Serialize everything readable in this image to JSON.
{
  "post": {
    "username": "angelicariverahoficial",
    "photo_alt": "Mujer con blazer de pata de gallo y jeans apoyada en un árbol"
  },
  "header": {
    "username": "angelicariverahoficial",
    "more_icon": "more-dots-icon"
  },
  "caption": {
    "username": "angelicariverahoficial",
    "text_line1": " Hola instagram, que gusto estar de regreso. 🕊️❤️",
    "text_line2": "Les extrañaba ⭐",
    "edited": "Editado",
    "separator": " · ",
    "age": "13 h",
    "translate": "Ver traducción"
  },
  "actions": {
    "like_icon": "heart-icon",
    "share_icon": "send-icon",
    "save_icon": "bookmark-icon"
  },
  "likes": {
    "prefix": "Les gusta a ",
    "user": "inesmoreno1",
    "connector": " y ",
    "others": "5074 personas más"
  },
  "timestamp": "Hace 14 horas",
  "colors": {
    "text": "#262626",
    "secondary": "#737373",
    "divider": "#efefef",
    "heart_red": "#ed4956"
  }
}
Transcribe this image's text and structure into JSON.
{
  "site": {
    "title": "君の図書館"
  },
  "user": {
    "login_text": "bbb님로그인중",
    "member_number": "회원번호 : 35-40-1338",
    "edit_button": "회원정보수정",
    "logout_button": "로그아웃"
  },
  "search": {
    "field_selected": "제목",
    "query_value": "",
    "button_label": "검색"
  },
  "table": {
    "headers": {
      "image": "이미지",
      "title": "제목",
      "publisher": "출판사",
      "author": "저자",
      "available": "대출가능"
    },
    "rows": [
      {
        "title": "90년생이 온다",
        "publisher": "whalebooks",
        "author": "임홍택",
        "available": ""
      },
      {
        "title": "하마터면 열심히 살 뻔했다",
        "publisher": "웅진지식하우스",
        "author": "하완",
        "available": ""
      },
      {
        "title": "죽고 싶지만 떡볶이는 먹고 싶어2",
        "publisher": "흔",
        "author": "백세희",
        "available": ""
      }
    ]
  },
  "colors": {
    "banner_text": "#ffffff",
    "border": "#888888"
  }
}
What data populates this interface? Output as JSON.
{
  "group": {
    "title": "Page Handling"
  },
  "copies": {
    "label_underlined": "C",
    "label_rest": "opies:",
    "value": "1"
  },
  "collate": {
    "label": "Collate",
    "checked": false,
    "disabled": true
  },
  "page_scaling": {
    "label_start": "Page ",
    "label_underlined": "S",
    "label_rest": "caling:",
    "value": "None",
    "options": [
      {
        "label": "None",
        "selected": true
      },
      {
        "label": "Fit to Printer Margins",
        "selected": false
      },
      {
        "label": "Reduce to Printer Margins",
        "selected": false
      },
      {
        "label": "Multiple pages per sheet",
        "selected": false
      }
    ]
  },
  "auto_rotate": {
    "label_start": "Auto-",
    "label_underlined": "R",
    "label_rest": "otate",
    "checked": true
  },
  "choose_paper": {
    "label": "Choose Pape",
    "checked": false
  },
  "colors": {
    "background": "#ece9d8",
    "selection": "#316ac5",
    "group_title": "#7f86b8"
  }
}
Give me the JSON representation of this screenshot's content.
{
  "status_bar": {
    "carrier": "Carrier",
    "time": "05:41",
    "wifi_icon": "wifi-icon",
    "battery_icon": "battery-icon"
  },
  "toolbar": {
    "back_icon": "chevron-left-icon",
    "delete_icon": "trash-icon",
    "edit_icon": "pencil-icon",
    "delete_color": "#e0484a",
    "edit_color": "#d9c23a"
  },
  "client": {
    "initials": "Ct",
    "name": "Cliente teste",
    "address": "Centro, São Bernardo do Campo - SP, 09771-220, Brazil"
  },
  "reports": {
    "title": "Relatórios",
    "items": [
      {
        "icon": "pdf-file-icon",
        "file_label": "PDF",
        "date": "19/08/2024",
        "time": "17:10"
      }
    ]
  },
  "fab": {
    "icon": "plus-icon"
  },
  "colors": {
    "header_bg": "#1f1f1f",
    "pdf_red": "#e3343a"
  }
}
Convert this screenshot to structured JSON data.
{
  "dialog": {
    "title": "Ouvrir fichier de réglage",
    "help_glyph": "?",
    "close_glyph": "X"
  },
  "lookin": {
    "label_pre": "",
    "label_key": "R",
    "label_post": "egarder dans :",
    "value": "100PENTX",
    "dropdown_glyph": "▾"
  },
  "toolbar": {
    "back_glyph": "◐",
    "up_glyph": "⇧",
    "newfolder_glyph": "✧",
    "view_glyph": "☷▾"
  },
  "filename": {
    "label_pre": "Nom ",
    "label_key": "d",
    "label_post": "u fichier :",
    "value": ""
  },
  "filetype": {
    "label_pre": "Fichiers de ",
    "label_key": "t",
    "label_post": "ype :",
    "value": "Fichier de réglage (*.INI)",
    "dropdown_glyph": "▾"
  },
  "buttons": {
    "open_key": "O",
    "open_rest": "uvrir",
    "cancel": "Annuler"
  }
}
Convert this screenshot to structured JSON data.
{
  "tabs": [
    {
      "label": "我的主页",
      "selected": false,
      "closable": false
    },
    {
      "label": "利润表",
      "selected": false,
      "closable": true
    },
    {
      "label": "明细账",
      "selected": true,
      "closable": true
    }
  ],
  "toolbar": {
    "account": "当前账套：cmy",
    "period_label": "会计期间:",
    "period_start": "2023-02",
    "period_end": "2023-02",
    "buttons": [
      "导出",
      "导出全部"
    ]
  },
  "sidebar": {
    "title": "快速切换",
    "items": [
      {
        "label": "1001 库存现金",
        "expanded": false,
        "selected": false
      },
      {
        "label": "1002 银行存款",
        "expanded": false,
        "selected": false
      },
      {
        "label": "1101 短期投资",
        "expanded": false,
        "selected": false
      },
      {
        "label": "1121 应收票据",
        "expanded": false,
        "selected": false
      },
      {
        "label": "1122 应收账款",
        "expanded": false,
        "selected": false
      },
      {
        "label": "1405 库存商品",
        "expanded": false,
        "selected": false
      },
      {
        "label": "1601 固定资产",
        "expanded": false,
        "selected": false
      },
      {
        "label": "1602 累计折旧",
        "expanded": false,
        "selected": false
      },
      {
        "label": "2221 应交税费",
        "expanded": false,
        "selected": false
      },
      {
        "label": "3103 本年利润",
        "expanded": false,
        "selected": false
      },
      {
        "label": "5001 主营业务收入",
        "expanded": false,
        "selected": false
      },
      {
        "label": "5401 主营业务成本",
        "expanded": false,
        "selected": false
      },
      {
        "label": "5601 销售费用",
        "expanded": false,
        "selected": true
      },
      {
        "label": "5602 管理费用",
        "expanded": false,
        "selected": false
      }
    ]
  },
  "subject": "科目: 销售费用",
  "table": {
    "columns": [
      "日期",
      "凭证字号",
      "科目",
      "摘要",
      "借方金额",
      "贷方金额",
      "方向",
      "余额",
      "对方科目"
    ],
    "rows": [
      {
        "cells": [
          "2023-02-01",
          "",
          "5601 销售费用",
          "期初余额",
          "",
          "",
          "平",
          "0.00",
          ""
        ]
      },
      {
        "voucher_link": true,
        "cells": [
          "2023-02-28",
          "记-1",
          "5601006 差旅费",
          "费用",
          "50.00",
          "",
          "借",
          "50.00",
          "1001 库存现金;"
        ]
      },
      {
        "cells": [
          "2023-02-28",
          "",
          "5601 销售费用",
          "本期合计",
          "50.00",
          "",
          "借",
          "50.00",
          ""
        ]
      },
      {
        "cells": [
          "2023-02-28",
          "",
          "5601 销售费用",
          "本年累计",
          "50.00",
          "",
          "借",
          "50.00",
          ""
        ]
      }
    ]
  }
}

----

Give an exact copy of all the data shown above.

Serialize everything readable in this image to JSON.
{
  "post": {
    "username": "angelicariverahoficial",
    "photo_alt": "Mujer con blazer de pata de gallo y jeans apoyada en un árbol"
  },
  "header": {
    "username": "angelicariverahoficial",
    "more_icon": "more-dots-icon"
  },
  "caption": {
    "username": "angelicariverahoficial",
    "text_line1": " Hola instagram, que gusto estar de regreso. 🕊️❤️",
    "text_line2": "Les extrañaba ⭐",
    "edited": "Editado",
    "separator": " · ",
    "age": "13 h",
    "translate": "Ver traducción"
  },
  "actions": {
    "like_icon": "heart-icon",
    "share_icon": "send-icon",
    "save_icon": "bookmark-icon"
  },
  "likes": {
    "prefix": "Les gusta a ",
    "user": "inesmoreno1",
    "connector": " y ",
    "others": "5074 personas más"
  },
  "timestamp": "Hace 14 horas",
  "colors": {
    "text": "#262626",
    "secondary": "#737373",
    "divider": "#efefef",
    "heart_red": "#ed4956"
  }
}
Transcribe this image's text and structure into JSON.
{
  "site": {
    "title": "君の図書館"
  },
  "user": {
    "login_text": "bbb님로그인중",
    "member_number": "회원번호 : 35-40-1338",
    "edit_button": "회원정보수정",
    "logout_button": "로그아웃"
  },
  "search": {
    "field_selected": "제목",
    "query_value": "",
    "button_label": "검색"
  },
  "table": {
    "headers": {
      "image": "이미지",
      "title": "제목",
      "publisher": "출판사",
      "author": "저자",
      "available": "대출가능"
    },
    "rows": [
      {
        "title": "90년생이 온다",
        "publisher": "whalebooks",
        "author": "임홍택",
        "available": ""
      },
      {
        "title": "하마터면 열심히 살 뻔했다",
        "publisher": "웅진지식하우스",
        "author": "하완",
        "available": ""
      },
      {
        "title": "죽고 싶지만 떡볶이는 먹고 싶어2",
        "publisher": "흔",
        "author": "백세희",
        "available": ""
      }
    ]
  },
  "colors": {
    "banner_text": "#ffffff",
    "border": "#888888"
  }
}
What data populates this interface? Output as JSON.
{
  "group": {
    "title": "Page Handling"
  },
  "copies": {
    "label_underlined": "C",
    "label_rest": "opies:",
    "value": "1"
  },
  "collate": {
    "label": "Collate",
    "checked": false,
    "disabled": true
  },
  "page_scaling": {
    "label_start": "Page ",
    "label_underlined": "S",
    "label_rest": "caling:",
    "value": "None",
    "options": [
      {
        "label": "None",
        "selected": true
      },
      {
        "label": "Fit to Printer Margins",
        "selected": false
      },
      {
        "label": "Reduce to Printer Margins",
        "selected": false
      },
      {
        "label": "Multiple pages per sheet",
        "selected": false
      }
    ]
  },
  "auto_rotate": {
    "label_start": "Auto-",
    "label_underlined": "R",
    "label_rest": "otate",
    "checked": true
  },
  "choose_paper": {
    "label": "Choose Pape",
    "checked": false
  },
  "colors": {
    "background": "#ece9d8",
    "selection": "#316ac5",
    "group_title": "#7f86b8"
  }
}
Give me the JSON representation of this screenshot's content.
{
  "status_bar": {
    "carrier": "Carrier",
    "time": "05:41",
    "wifi_icon": "wifi-icon",
    "battery_icon": "battery-icon"
  },
  "toolbar": {
    "back_icon": "chevron-left-icon",
    "delete_icon": "trash-icon",
    "edit_icon": "pencil-icon",
    "delete_color": "#e0484a",
    "edit_color": "#d9c23a"
  },
  "client": {
    "initials": "Ct",
    "name": "Cliente teste",
    "address": "Centro, São Bernardo do Campo - SP, 09771-220, Brazil"
  },
  "reports": {
    "title": "Relatórios",
    "items": [
      {
        "icon": "pdf-file-icon",
        "file_label": "PDF",
        "date": "19/08/2024",
        "time": "17:10"
      }
    ]
  },
  "fab": {
    "icon": "plus-icon"
  },
  "colors": {
    "header_bg": "#1f1f1f",
    "pdf_red": "#e3343a"
  }
}
Convert this screenshot to structured JSON data.
{
  "dialog": {
    "title": "Ouvrir fichier de réglage",
    "help_glyph": "?",
    "close_glyph": "X"
  },
  "lookin": {
    "label_pre": "",
    "label_key": "R",
    "label_post": "egarder dans :",
    "value": "100PENTX",
    "dropdown_glyph": "▾"
  },
  "toolbar": {
    "back_glyph": "◐",
    "up_glyph": "⇧",
    "newfolder_glyph": "✧",
    "view_glyph": "☷▾"
  },
  "filename": {
    "label_pre": "Nom ",
    "label_key": "d",
    "label_post": "u fichier :",
    "value": ""
  },
  "filetype": {
    "label_pre": "Fichiers de ",
    "label_key": "t",
    "label_post": "ype :",
    "value": "Fichier de réglage (*.INI)",
    "dropdown_glyph": "▾"
  },
  "buttons": {
    "open_key": "O",
    "open_rest": "uvrir",
    "cancel": "Annuler"
  }
}
Convert this screenshot to structured JSON data.
{
  "tabs": [
    {
      "label": "我的主页",
      "selected": false,
      "closable": false
    },
    {
      "label": "利润表",
      "selected": false,
      "closable": true
    },
    {
      "label": "明细账",
      "selected": true,
      "closable": true
    }
  ],
  "toolbar": {
    "account": "当前账套：cmy",
    "period_label": "会计期间:",
    "period_start": "2023-02",
    "period_end": "2023-02",
    "buttons": [
      "导出",
      "导出全部"
    ]
  },
  "sidebar": {
    "title": "快速切换",
    "items": [
      {
        "label": "1001 库存现金",
        "expanded": false,
        "selected": false
      },
      {
        "label": "1002 银行存款",
        "expanded": false,
        "selected": false
      },
      {
        "label": "1101 短期投资",
        "expanded": false,
        "selected": false
      },
      {
        "label": "1121 应收票据",
        "expanded": false,
        "selected": false
      },
      {
        "label": "1122 应收账款",
        "expanded": false,
        "selected": false
      },
      {
        "label": "1405 库存商品",
        "expanded": false,
        "selected": false
      },
      {
        "label": "1601 固定资产",
        "expanded": false,
        "selected": false
      },
      {
        "label": "1602 累计折旧",
        "expanded": false,
        "selected": false
      },
      {
        "label": "2221 应交税费",
        "expanded": false,
        "selected": false
      },
      {
        "label": "3103 本年利润",
        "expanded": false,
        "selected": false
      },
      {
        "label": "5001 主营业务收入",
        "expanded": false,
        "selected": false
      },
      {
        "label": "5401 主营业务成本",
        "expanded": false,
        "selected": false
      },
      {
        "label": "5601 销售费用",
        "expanded": false,
        "selected": true
      },
      {
        "label": "5602 管理费用",
        "expanded": false,
        "selected": false
      }
    ]
  },
  "subject": "科目: 销售费用",
  "table": {
    "columns": [
      "日期",
      "凭证字号",
      "科目",
      "摘要",
      "借方金额",
      "贷方金额",
      "方向",
      "余额",
      "对方科目"
    ],
    "rows": [
      {
        "cells": [
          "2023-02-01",
          "",
          "5601 销售费用",
          "期初余额",
          "",
          "",
          "平",
          "0.00",
          ""
        ]
      },
      {
        "voucher_link": true,
        "cells": [
          "2023-02-28",
          "记-1",
          "5601006 差旅费",
          "费用",
          "50.00",
          "",
          "借",
          "50.00",
          "1001 库存现金;"
        ]
      },
      {
        "cells": [
          "2023-02-28",
          "",
          "5601 销售费用",
          "本期合计",
          "50.00",
          "",
          "借",
          "50.00",
          ""
        ]
      },
      {
        "cells": [
          "2023-02-28",
          "",
          "5601 销售费用",
          "本年累计",
          "50.00",
          "",
          "借",
          "50.00",
          ""
        ]
      }
    ]
  }
}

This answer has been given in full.